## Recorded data
_ _ _ _
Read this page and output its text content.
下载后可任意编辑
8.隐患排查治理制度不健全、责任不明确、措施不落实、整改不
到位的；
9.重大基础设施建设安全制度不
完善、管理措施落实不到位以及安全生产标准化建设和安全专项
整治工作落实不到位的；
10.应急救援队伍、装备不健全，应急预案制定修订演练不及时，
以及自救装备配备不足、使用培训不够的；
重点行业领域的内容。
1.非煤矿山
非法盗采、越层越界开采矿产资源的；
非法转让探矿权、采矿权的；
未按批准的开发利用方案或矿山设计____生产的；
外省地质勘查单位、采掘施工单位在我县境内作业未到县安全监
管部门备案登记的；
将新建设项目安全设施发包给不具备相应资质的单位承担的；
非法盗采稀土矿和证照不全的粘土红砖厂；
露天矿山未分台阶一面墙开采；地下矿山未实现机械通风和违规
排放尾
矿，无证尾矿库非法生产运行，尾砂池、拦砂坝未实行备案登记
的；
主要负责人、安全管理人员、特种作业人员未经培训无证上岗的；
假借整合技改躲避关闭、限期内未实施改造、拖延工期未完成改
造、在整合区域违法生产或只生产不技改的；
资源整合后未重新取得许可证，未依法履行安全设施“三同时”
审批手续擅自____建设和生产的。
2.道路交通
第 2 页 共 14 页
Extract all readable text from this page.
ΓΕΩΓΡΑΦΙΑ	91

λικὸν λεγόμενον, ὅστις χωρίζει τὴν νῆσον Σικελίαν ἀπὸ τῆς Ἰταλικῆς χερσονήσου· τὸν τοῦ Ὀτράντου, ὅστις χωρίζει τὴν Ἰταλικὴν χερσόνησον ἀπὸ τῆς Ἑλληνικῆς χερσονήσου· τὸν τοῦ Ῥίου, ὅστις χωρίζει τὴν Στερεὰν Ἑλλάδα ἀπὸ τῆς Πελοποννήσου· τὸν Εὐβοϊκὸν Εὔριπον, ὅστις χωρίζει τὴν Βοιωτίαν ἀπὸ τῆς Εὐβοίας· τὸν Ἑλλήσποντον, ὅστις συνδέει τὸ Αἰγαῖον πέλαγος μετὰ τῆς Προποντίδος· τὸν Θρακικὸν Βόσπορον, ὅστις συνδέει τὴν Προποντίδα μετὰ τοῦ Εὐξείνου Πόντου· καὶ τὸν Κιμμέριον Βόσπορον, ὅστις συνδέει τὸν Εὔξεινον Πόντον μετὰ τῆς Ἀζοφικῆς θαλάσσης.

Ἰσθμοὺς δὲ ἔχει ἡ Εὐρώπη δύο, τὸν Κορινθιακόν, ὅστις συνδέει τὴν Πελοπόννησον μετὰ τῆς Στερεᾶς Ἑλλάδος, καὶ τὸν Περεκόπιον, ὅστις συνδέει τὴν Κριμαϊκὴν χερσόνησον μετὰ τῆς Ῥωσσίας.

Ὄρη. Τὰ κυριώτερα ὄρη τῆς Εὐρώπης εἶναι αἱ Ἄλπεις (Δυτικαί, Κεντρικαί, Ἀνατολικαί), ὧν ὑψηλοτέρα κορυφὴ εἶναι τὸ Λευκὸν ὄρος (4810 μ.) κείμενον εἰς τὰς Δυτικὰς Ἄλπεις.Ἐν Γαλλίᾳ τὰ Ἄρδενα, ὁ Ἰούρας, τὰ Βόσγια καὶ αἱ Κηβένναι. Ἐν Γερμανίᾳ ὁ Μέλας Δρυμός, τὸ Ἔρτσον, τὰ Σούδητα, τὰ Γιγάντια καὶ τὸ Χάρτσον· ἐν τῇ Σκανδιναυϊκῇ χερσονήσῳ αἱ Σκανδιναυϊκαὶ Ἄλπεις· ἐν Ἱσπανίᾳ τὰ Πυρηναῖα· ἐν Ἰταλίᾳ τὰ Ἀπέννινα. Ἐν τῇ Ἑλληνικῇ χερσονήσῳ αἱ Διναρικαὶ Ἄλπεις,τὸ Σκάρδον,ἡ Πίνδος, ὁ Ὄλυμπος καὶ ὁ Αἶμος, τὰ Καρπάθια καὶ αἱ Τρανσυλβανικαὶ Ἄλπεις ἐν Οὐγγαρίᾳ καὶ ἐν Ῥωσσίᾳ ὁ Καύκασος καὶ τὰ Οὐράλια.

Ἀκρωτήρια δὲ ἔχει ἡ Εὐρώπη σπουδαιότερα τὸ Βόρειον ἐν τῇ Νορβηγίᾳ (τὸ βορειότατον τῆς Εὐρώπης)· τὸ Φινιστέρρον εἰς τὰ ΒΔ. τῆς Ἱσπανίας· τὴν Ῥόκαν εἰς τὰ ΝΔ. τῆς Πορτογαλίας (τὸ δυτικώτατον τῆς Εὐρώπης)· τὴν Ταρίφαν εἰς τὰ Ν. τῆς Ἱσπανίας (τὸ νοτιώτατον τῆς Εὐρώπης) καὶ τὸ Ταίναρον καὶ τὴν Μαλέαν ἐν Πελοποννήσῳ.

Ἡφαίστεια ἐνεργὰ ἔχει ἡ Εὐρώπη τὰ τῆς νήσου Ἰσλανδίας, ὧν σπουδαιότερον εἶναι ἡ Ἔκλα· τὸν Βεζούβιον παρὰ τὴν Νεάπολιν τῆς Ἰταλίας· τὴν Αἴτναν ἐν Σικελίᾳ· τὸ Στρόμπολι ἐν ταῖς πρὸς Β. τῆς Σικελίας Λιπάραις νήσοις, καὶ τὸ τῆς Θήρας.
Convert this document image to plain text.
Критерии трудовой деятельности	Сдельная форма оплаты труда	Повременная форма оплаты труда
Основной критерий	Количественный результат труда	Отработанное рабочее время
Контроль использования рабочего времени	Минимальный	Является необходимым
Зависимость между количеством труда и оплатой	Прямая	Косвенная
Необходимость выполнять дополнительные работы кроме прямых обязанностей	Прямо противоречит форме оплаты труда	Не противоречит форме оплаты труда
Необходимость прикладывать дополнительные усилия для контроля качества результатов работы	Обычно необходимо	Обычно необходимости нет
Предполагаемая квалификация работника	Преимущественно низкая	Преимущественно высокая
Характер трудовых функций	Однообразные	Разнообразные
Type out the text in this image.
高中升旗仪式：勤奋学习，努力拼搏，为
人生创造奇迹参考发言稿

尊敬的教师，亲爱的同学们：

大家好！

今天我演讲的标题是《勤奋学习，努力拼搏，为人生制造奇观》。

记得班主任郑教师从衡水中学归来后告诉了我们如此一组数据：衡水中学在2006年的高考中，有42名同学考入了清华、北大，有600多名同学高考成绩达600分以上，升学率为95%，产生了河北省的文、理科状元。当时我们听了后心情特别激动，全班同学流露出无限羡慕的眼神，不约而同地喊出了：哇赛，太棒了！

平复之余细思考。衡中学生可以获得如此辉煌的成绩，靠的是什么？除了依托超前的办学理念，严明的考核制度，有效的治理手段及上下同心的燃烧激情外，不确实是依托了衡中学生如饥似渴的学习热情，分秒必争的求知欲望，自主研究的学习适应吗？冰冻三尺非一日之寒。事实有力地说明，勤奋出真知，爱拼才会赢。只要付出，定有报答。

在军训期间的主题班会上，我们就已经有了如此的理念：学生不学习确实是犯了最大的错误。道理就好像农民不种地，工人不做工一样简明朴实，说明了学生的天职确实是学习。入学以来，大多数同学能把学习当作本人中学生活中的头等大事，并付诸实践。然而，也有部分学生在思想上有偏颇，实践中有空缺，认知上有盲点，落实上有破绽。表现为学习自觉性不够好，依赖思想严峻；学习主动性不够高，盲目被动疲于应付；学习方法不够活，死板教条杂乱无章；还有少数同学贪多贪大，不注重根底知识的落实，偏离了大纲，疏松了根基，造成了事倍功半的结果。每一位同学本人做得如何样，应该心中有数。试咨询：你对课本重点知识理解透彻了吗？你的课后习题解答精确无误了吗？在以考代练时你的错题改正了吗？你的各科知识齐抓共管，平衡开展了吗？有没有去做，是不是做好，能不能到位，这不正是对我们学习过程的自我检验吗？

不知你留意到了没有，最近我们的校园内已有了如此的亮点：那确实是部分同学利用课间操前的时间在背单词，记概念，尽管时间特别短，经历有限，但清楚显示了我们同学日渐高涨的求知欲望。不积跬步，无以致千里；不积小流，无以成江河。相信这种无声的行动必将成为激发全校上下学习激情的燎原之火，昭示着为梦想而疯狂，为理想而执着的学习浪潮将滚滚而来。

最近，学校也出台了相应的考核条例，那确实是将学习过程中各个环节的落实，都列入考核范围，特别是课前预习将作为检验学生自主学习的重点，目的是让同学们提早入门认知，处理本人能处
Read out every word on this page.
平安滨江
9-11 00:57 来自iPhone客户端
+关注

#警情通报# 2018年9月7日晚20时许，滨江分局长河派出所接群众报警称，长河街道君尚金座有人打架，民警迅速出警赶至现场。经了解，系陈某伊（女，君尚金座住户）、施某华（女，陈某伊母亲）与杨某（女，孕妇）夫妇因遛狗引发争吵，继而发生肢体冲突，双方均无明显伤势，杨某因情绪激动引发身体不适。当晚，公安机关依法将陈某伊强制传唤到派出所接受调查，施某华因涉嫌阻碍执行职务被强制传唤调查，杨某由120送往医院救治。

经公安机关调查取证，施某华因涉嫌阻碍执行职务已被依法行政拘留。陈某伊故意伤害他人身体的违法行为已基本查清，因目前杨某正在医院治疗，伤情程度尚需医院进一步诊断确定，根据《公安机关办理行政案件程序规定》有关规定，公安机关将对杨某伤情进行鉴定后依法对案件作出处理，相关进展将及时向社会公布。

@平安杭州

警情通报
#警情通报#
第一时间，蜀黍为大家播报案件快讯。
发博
_ _ _ _
## Work to be completed
All lines from the one containing "Type out the text in this image." through the end of the records, both ends included, are to be quoted exactly; please add nothing else.

## Correct response
Type out the text in this image.
高中升旗仪式：勤奋学习，努力拼搏，为
人生创造奇迹参考发言稿

尊敬的教师，亲爱的同学们：

大家好！

今天我演讲的标题是《勤奋学习，努力拼搏，为人生制造奇观》。

记得班主任郑教师从衡水中学归来后告诉了我们如此一组数据：衡水中学在2006年的高考中，有42名同学考入了清华、北大，有600多名同学高考成绩达600分以上，升学率为95%，产生了河北省的文、理科状元。当时我们听了后心情特别激动，全班同学流露出无限羡慕的眼神，不约而同地喊出了：哇赛，太棒了！

平复之余细思考。衡中学生可以获得如此辉煌的成绩，靠的是什么？除了依托超前的办学理念，严明的考核制度，有效的治理手段及上下同心的燃烧激情外，不确实是依托了衡中学生如饥似渴的学习热情，分秒必争的求知欲望，自主研究的学习适应吗？冰冻三尺非一日之寒。事实有力地说明，勤奋出真知，爱拼才会赢。只要付出，定有报答。

在军训期间的主题班会上，我们就已经有了如此的理念：学生不学习确实是犯了最大的错误。道理就好像农民不种地，工人不做工一样简明朴实，说明了学生的天职确实是学习。入学以来，大多数同学能把学习当作本人中学生活中的头等大事，并付诸实践。然而，也有部分学生在思想上有偏颇，实践中有空缺，认知上有盲点，落实上有破绽。表现为学习自觉性不够好，依赖思想严峻；学习主动性不够高，盲目被动疲于应付；学习方法不够活，死板教条杂乱无章；还有少数同学贪多贪大，不注重根底知识的落实，偏离了大纲，疏松了根基，造成了事倍功半的结果。每一位同学本人做得如何样，应该心中有数。试咨询：你对课本重点知识理解透彻了吗？你的课后习题解答精确无误了吗？在以考代练时你的错题改正了吗？你的各科知识齐抓共管，平衡开展了吗？有没有去做，是不是做好，能不能到位，这不正是对我们学习过程的自我检验吗？

不知你留意到了没有，最近我们的校园内已有了如此的亮点：那确实是部分同学利用课间操前的时间在背单词，记概念，尽管时间特别短，经历有限，但清楚显示了我们同学日渐高涨的求知欲望。不积跬步，无以致千里；不积小流，无以成江河。相信这种无声的行动必将成为激发全校上下学习激情的燎原之火，昭示着为梦想而疯狂，为理想而执着的学习浪潮将滚滚而来。

最近，学校也出台了相应的考核条例，那确实是将学习过程中各个环节的落实，都列入考核范围，特别是课前预习将作为检验学生自主学习的重点，目的是让同学们提早入门认知，处理本人能处
Read out every word on this page.
平安滨江
9-11 00:57 来自iPhone客户端
+关注

#警情通报# 2018年9月7日晚20时许，滨江分局长河派出所接群众报警称，长河街道君尚金座有人打架，民警迅速出警赶至现场。经了解，系陈某伊（女，君尚金座住户）、施某华（女，陈某伊母亲）与杨某（女，孕妇）夫妇因遛狗引发争吵，继而发生肢体冲突，双方均无明显伤势，杨某因情绪激动引发身体不适。当晚，公安机关依法将陈某伊强制传唤到派出所接受调查，施某华因涉嫌阻碍执行职务被强制传唤调查，杨某由120送往医院救治。

经公安机关调查取证，施某华因涉嫌阻碍执行职务已被依法行政拘留。陈某伊故意伤害他人身体的违法行为已基本查清，因目前杨某正在医院治疗，伤情程度尚需医院进一步诊断确定，根据《公安机关办理行政案件程序规定》有关规定，公安机关将对杨某伤情进行鉴定后依法对案件作出处理，相关进展将及时向社会公布。

@平安杭州

警情通报
#警情通报#
第一时间，蜀黍为大家播报案件快讯。
发博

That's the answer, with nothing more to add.